Written task: In the material below, the lines containing the word "title" are required; copy each of them.

─── Data excerpts

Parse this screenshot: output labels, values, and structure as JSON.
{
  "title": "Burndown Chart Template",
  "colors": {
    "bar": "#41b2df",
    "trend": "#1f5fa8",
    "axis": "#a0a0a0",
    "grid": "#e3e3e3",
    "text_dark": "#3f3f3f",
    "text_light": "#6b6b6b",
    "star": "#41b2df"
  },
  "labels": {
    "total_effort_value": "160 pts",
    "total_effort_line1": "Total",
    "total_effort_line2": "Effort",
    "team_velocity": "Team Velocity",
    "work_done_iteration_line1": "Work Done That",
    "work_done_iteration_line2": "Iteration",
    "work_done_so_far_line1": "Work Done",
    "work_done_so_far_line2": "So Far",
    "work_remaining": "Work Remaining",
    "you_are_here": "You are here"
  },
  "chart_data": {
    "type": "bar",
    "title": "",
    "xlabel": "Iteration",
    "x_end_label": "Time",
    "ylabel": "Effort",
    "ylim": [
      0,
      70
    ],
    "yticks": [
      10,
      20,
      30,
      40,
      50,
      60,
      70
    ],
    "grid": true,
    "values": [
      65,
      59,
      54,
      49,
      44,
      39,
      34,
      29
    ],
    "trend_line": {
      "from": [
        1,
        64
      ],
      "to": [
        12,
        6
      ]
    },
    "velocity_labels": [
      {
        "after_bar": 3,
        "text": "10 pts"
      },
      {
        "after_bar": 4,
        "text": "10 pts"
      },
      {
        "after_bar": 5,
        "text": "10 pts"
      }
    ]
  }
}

──────

Answer to this problem:
  "title": "Burndown Chart Template",
    "title": "",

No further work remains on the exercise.